**EXERCISE**: Pull every line of the entries that has the word "olika".

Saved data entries
▼

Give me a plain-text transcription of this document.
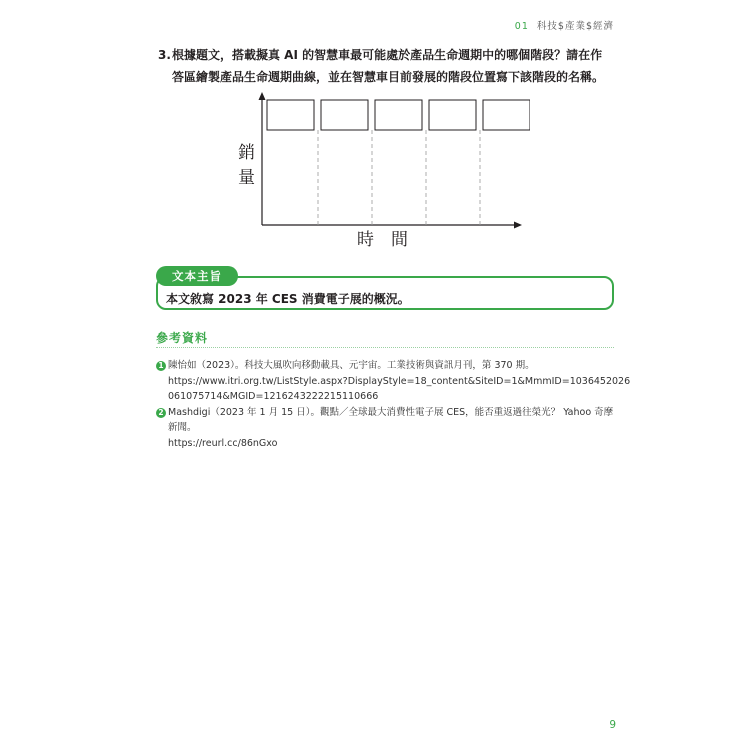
01 科技$產業$經濟
3.根據題文，搭載擬真 AI 的智慧車最可能處於產品生命週期中的哪個階段？請在作
答區繪製產品生命週期曲線，並在智慧車目前發展的階段位置寫下該階段的名稱。
銷
量
時　間
文本主旨
本文敘寫 2023 年 CES 消費電子展的概況。
參考資料
1 陳怡如（2023）。科技大風吹向移動載具、元宇宙。工業技術與資訊月刊，第 370 期。
https://www.itri.org.tw/ListStyle.aspx?DisplayStyle=18_content&SiteID=1&MmmID=1036452026
061075714&MGID=1216243222215110666
2 Mashdigi（2023 年 1 月 15 日）。觀點／全球最大消費性電子展 CES，能否重返過往榮光？ Yahoo 奇摩
新聞。
https://reurl.cc/86nGxo
9
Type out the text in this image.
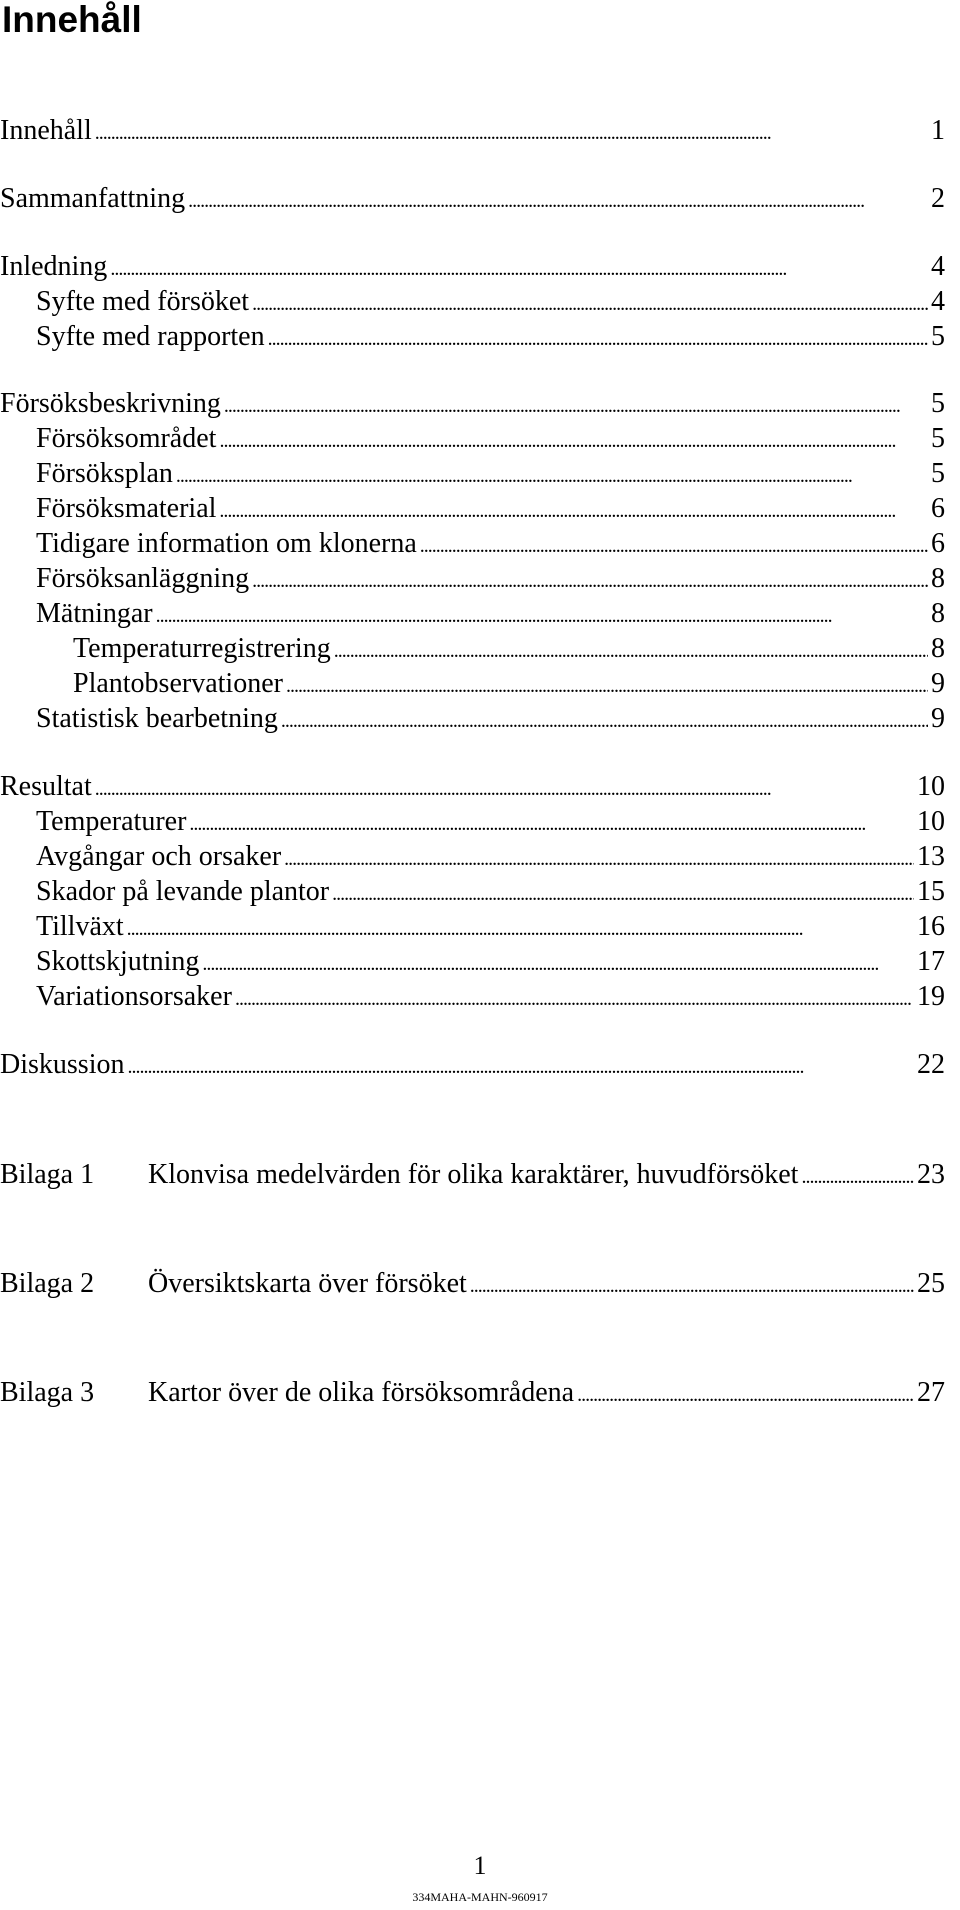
Innehåll
Innehåll . . .	1
Sammanfattning . . .	2
Inledning . . .	4
Syfte med försöket . . .	4
Syfte med rapporten . . .	5
Försöksbeskrivning . . .	5
Försöksområdet . . .	5
Försöksplan . . .	5
Försöksmaterial . . .	6
Tidigare information om klonerna . . .	6
Försöksanläggning . . .	8
Mätningar . . .	8
Temperaturregistrering . . .	8
Plantobservationer . . .	9
Statistisk bearbetning . . .	9
Resultat . . .	10
Temperaturer . . .	10
Avgångar och orsaker . . .	13
Skador på levande plantor . . .	15
Tillväxt . . .	16
Skottskjutning . . .	17
Variationsorsaker . . .	19
Diskussion . . .	22
Bilaga 1	Klonvisa medelvärden för olika karaktärer, huvudförsöket . . .	23
Bilaga 2	Översiktskarta över försöket . . .	25
Bilaga 3	Kartor över de olika försöksområdena . . .	27
1
334MAHA-MAHN-960917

▲

**FINISHED ANSWER**:
Bilaga 1	Klonvisa medelvärden för olika karaktärer, huvudförsöket . . .	23
Bilaga 3	Kartor över de olika försöksområdena . . .	27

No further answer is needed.